■ **What you will do**:
Go through the listing below and gather every line with the word "Read".

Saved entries
■ ■ ■ ■ ■

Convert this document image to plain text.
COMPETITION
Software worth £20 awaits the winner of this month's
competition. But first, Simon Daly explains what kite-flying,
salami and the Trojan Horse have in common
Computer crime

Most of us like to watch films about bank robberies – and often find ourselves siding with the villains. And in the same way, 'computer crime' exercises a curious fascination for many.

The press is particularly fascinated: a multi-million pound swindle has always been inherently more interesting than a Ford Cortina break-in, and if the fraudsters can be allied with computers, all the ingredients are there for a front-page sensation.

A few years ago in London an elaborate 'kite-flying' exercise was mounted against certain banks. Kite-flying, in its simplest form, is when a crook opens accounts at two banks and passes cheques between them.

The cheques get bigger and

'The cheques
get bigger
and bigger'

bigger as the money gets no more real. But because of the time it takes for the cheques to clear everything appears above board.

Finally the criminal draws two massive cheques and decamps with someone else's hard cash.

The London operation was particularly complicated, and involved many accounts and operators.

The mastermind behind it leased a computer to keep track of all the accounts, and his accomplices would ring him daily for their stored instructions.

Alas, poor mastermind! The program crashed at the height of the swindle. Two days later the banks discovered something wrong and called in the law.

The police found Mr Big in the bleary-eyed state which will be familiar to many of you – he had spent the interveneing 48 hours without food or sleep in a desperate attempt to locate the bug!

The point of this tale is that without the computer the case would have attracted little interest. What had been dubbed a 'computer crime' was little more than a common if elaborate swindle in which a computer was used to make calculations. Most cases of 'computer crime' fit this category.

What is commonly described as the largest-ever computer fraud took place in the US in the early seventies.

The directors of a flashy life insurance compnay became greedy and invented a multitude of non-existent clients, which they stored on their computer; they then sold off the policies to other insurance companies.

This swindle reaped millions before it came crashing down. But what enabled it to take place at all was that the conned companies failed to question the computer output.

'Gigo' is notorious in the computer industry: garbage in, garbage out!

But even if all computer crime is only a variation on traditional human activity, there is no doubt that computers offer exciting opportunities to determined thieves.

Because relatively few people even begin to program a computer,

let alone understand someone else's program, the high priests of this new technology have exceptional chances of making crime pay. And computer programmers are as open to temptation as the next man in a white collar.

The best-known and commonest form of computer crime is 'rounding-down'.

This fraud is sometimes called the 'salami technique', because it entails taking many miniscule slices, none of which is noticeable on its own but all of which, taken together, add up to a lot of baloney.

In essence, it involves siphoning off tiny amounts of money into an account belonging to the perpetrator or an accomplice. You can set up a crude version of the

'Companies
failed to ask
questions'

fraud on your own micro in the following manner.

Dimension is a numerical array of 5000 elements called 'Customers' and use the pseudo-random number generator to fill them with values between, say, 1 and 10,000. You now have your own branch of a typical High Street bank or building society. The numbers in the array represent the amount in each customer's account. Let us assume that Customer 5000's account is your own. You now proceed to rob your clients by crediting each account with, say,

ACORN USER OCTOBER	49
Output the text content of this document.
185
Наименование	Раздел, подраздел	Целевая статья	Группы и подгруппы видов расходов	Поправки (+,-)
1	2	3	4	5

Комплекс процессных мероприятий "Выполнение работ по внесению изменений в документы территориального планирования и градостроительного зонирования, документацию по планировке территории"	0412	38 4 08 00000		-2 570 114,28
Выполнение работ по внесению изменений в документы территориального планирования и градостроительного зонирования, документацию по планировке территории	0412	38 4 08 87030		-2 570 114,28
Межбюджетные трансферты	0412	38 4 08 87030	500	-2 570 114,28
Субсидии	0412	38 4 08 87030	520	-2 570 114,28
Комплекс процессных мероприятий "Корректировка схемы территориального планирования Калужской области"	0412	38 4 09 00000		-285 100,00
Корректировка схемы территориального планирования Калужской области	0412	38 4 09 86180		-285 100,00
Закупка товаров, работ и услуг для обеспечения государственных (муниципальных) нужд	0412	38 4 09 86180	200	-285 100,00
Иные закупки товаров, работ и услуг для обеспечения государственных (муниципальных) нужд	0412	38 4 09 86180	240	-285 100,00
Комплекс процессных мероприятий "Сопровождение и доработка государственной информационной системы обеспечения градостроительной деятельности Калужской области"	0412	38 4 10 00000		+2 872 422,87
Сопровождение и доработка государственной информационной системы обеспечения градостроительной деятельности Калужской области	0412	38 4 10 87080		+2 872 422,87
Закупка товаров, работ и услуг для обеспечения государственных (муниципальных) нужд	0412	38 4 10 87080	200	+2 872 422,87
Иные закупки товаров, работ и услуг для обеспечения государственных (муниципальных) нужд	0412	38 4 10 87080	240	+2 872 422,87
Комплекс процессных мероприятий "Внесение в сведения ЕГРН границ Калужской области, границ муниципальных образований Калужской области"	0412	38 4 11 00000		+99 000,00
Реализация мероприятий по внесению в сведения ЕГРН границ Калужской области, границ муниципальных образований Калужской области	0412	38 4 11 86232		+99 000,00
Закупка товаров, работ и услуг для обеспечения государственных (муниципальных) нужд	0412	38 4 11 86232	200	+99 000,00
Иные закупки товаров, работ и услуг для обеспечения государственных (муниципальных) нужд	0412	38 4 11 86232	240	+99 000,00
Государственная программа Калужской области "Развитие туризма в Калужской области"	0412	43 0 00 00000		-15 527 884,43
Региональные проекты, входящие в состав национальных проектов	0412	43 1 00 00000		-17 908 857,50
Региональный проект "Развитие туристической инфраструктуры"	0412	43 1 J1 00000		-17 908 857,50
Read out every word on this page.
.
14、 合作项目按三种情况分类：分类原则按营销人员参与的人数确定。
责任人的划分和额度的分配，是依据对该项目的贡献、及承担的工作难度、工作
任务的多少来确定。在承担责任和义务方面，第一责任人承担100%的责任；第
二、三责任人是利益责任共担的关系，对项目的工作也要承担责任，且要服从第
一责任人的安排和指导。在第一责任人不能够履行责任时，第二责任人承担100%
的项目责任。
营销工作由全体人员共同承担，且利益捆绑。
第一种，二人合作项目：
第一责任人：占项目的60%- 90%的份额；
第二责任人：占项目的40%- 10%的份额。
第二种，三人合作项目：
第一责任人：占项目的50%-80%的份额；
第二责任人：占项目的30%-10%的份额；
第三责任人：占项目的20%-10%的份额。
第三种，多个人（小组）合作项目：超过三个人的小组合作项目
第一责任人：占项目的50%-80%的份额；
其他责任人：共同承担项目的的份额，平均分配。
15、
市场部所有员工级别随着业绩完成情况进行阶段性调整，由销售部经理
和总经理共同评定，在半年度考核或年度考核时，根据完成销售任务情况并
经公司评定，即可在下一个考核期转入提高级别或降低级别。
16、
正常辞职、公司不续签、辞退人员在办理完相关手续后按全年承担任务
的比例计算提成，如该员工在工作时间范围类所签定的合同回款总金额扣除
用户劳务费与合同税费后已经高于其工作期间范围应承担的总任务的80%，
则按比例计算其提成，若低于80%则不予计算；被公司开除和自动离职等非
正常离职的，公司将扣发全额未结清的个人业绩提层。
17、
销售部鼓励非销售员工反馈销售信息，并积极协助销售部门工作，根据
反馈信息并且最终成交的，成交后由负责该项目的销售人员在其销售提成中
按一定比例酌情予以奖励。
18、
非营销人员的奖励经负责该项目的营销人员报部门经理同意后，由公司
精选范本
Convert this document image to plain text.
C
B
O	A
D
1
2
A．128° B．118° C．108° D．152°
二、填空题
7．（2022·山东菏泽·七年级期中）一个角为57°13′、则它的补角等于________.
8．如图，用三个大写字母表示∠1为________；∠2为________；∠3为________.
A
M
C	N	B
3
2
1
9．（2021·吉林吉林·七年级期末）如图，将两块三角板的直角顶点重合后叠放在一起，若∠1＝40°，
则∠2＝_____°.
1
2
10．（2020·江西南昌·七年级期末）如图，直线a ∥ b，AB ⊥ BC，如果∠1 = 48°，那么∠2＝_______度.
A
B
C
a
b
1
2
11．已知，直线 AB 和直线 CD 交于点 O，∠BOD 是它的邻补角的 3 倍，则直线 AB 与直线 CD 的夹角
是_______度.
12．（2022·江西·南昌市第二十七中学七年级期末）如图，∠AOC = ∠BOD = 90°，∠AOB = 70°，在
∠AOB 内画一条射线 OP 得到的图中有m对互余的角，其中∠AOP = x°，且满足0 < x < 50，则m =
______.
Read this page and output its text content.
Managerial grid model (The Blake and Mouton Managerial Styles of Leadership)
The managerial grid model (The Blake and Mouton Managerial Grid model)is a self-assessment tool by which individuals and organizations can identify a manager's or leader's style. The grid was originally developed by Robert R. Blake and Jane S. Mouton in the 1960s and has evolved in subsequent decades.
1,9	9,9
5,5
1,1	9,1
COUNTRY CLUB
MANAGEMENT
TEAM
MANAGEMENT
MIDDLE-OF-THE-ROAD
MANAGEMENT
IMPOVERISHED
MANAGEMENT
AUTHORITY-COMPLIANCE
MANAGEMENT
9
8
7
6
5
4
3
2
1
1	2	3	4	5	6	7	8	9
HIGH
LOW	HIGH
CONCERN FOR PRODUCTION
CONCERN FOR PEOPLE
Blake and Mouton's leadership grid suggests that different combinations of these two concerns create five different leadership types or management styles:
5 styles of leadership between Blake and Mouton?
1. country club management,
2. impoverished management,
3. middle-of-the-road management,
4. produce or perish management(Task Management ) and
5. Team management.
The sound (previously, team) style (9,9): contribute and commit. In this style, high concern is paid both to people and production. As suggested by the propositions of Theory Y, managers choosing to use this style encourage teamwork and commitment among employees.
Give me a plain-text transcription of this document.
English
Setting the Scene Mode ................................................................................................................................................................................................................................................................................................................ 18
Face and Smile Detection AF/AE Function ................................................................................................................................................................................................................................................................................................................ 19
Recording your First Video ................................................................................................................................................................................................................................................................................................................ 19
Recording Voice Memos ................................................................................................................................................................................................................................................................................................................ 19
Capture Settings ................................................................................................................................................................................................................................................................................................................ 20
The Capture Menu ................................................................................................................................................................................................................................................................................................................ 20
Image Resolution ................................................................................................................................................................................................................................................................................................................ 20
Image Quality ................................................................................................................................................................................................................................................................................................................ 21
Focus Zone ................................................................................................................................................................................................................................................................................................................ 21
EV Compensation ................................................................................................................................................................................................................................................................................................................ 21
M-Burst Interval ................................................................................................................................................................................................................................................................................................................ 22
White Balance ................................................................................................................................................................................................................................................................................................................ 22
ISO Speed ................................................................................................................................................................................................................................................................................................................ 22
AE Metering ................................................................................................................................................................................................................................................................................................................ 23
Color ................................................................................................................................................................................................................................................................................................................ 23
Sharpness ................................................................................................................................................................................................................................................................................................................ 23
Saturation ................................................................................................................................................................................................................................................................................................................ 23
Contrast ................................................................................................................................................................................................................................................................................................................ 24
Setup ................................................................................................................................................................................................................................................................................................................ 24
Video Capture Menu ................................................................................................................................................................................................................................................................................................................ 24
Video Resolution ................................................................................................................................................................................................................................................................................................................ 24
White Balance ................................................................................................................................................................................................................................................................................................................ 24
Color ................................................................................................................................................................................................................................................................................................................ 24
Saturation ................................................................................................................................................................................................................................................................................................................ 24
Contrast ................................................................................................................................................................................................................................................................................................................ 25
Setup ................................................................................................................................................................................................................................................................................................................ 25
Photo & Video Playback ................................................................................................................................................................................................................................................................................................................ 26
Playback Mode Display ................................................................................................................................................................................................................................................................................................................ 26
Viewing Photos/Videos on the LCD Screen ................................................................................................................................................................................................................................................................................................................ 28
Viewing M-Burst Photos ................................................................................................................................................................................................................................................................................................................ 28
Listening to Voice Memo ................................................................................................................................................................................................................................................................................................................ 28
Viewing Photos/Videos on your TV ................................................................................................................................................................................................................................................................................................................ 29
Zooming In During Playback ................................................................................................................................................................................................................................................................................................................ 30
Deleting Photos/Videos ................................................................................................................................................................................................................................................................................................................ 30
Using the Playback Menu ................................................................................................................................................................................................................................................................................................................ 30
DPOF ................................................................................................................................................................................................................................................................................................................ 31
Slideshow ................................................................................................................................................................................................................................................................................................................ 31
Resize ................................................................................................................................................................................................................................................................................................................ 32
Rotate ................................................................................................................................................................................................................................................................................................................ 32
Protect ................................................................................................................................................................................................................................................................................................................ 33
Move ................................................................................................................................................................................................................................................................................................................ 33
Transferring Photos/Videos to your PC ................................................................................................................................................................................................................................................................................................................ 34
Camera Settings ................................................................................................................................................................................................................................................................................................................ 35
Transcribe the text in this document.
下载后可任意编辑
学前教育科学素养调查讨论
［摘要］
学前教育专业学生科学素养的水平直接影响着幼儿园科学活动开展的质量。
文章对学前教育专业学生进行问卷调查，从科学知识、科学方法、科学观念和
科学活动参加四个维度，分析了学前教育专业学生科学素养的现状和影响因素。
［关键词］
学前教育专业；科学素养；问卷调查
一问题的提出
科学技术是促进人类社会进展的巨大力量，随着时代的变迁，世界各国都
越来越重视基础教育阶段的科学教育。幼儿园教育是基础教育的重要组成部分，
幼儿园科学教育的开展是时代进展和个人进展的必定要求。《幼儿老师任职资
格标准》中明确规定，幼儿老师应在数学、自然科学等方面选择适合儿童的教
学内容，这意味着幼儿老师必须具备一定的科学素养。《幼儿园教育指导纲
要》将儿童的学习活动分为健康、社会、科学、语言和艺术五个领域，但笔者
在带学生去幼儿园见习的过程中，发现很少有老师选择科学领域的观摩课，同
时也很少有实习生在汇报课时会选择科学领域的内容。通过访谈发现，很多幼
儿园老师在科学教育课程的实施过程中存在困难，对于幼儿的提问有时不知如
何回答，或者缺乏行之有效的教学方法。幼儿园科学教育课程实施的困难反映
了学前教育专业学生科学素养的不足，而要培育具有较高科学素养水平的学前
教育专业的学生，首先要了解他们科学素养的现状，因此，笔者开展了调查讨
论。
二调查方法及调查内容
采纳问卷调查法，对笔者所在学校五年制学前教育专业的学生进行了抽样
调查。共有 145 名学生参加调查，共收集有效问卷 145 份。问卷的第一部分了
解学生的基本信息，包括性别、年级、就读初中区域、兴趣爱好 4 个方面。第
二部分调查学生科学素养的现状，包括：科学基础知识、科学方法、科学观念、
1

■ ■ ■ ■ ■

■ **Task result**:
Read out every word on this page.
Read this page and output its text content.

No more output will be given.